• [Your instructions] Output the rows below verbatim, preserving every character and their original order.

• [Information shown]
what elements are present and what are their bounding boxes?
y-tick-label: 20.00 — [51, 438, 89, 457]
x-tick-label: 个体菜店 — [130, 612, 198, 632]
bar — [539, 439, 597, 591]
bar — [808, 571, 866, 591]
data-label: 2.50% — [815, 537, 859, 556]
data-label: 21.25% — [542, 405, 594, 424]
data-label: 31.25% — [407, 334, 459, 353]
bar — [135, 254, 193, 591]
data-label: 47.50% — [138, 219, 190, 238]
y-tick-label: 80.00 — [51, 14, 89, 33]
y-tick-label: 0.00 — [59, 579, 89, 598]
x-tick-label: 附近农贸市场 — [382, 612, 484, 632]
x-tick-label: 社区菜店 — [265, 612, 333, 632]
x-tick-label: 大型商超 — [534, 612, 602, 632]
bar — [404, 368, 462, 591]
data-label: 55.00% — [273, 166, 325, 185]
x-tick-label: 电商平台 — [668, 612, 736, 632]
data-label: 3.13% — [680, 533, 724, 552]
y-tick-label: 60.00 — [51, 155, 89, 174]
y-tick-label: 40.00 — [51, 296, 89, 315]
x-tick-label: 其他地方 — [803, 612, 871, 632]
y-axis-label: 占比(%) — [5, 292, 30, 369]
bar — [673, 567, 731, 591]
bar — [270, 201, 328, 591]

• [Task solution]
what elements are present and what are their bounding boxes?
y-tick-label: 20.00 — [51, 438, 89, 457]
x-tick-label: 个体菜店 — [130, 612, 198, 632]
bar — [539, 439, 597, 591]
bar — [808, 571, 866, 591]
data-label: 2.50% — [815, 537, 859, 556]
data-label: 21.25% — [542, 405, 594, 424]
data-label: 31.25% — [407, 334, 459, 353]
bar — [135, 254, 193, 591]
data-label: 47.50% — [138, 219, 190, 238]
y-tick-label: 80.00 — [51, 14, 89, 33]
y-tick-label: 0.00 — [59, 579, 89, 598]
x-tick-label: 附近农贸市场 — [382, 612, 484, 632]
x-tick-label: 社区菜店 — [265, 612, 333, 632]
x-tick-label: 大型商超 — [534, 612, 602, 632]
bar — [404, 368, 462, 591]
data-label: 55.00% — [273, 166, 325, 185]
x-tick-label: 电商平台 — [668, 612, 736, 632]
data-label: 3.13% — [680, 533, 724, 552]
y-tick-label: 60.00 — [51, 155, 89, 174]
y-tick-label: 40.00 — [51, 296, 89, 315]
x-tick-label: 其他地方 — [803, 612, 871, 632]
y-axis-label: 占比(%) — [5, 292, 30, 369]
bar — [673, 567, 731, 591]
bar — [270, 201, 328, 591]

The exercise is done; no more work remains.